→ **Aim**
Transcribe the listing verbatim. Do not carry over any pictures.

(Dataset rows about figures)
......

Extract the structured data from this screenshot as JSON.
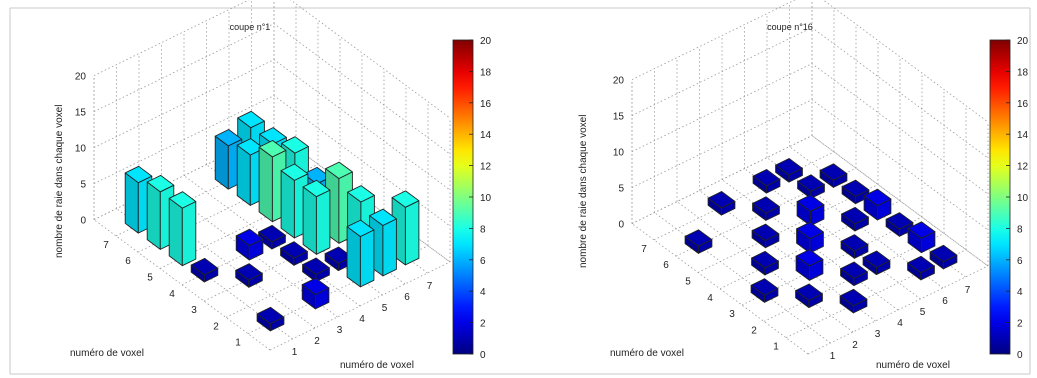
{
  "chart_data": [
    {
      "type": "bar3d",
      "title": "coupe n°1",
      "xlabel": "numéro de voxel",
      "ylabel": "numéro de voxel",
      "zlabel": "nombre de raie dans chaque voxel",
      "x_ticks": [
        "1",
        "2",
        "3",
        "4",
        "5",
        "6",
        "7"
      ],
      "y_ticks": [
        "1",
        "2",
        "3",
        "4",
        "5",
        "6",
        "7"
      ],
      "z_ticks": [
        "0",
        "5",
        "10",
        "15",
        "20"
      ],
      "zlim": [
        0,
        20
      ],
      "grid": true,
      "colormap": "jet",
      "colorbar": {
        "ticks": [
          "0",
          "2",
          "4",
          "6",
          "8",
          "10",
          "12",
          "14",
          "16",
          "18",
          "20"
        ],
        "range": [
          0,
          20
        ]
      },
      "values": [
        [
          1,
          0,
          2,
          0,
          7,
          7,
          8
        ],
        [
          0,
          0,
          0,
          1,
          1,
          8,
          0
        ],
        [
          0,
          1,
          0,
          1,
          8,
          9,
          0
        ],
        [
          1,
          0,
          2,
          1,
          8,
          6,
          2
        ],
        [
          8,
          0,
          0,
          0,
          9,
          8,
          0
        ],
        [
          8,
          0,
          0,
          0,
          7,
          7,
          0
        ],
        [
          7,
          0,
          0,
          0,
          6,
          7,
          0
        ]
      ]
    },
    {
      "type": "bar3d",
      "title": "coupe n°16",
      "xlabel": "numéro de voxel",
      "ylabel": "numéro de voxel",
      "zlabel": "nombre de raie dans chaque voxel",
      "x_ticks": [
        "1",
        "2",
        "3",
        "4",
        "5",
        "6",
        "7"
      ],
      "y_ticks": [
        "1",
        "2",
        "3",
        "4",
        "5",
        "6",
        "7"
      ],
      "z_ticks": [
        "0",
        "5",
        "10",
        "15",
        "20"
      ],
      "zlim": [
        0,
        20
      ],
      "grid": true,
      "colormap": "jet",
      "colorbar": {
        "ticks": [
          "0",
          "2",
          "4",
          "6",
          "8",
          "10",
          "12",
          "14",
          "16",
          "18",
          "20"
        ],
        "range": [
          0,
          20
        ]
      },
      "values": [
        [
          0,
          0,
          1,
          0,
          0,
          1,
          1
        ],
        [
          0,
          1,
          0,
          1,
          1,
          0,
          2
        ],
        [
          1,
          0,
          2,
          0,
          1,
          0,
          1
        ],
        [
          0,
          1,
          0,
          2,
          0,
          1,
          2
        ],
        [
          0,
          0,
          1,
          0,
          2,
          0,
          1
        ],
        [
          1,
          0,
          0,
          1,
          0,
          1,
          1
        ],
        [
          0,
          0,
          1,
          0,
          1,
          1,
          0
        ]
      ]
    }
  ]
}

......

→ **Final answer**
Extract the structured data from this screenshot as JSON.
{
  "chart_data": [
    {
      "type": "bar3d",
      "title": "coupe n°1",
      "xlabel": "numéro de voxel",
      "ylabel": "numéro de voxel",
      "zlabel": "nombre de raie dans chaque voxel",
      "x_ticks": [
        "1",
        "2",
        "3",
        "4",
        "5",
        "6",
        "7"
      ],
      "y_ticks": [
        "1",
        "2",
        "3",
        "4",
        "5",
        "6",
        "7"
      ],
      "z_ticks": [
        "0",
        "5",
        "10",
        "15",
        "20"
      ],
      "zlim": [
        0,
        20
      ],
      "grid": true,
      "colormap": "jet",
      "colorbar": {
        "ticks": [
          "0",
          "2",
          "4",
          "6",
          "8",
          "10",
          "12",
          "14",
          "16",
          "18",
          "20"
        ],
        "range": [
          0,
          20
        ]
      },
      "values": [
        [
          1,
          0,
          2,
          0,
          7,
          7,
          8
        ],
        [
          0,
          0,
          0,
          1,
          1,
          8,
          0
        ],
        [
          0,
          1,
          0,
          1,
          8,
          9,
          0
        ],
        [
          1,
          0,
          2,
          1,
          8,
          6,
          2
        ],
        [
          8,
          0,
          0,
          0,
          9,
          8,
          0
        ],
        [
          8,
          0,
          0,
          0,
          7,
          7,
          0
        ],
        [
          7,
          0,
          0,
          0,
          6,
          7,
          0
        ]
      ]
    },
    {
      "type": "bar3d",
      "title": "coupe n°16",
      "xlabel": "numéro de voxel",
      "ylabel": "numéro de voxel",
      "zlabel": "nombre de raie dans chaque voxel",
      "x_ticks": [
        "1",
        "2",
        "3",
        "4",
        "5",
        "6",
        "7"
      ],
      "y_ticks": [
        "1",
        "2",
        "3",
        "4",
        "5",
        "6",
        "7"
      ],
      "z_ticks": [
        "0",
        "5",
        "10",
        "15",
        "20"
      ],
      "zlim": [
        0,
        20
      ],
      "grid": true,
      "colormap": "jet",
      "colorbar": {
        "ticks": [
          "0",
          "2",
          "4",
          "6",
          "8",
          "10",
          "12",
          "14",
          "16",
          "18",
          "20"
        ],
        "range": [
          0,
          20
        ]
      },
      "values": [
        [
          0,
          0,
          1,
          0,
          0,
          1,
          1
        ],
        [
          0,
          1,
          0,
          1,
          1,
          0,
          2
        ],
        [
          1,
          0,
          2,
          0,
          1,
          0,
          1
        ],
        [
          0,
          1,
          0,
          2,
          0,
          1,
          2
        ],
        [
          0,
          0,
          1,
          0,
          2,
          0,
          1
        ],
        [
          1,
          0,
          0,
          1,
          0,
          1,
          1
        ],
        [
          0,
          0,
          1,
          0,
          1,
          1,
          0
        ]
      ]
    }
  ]
}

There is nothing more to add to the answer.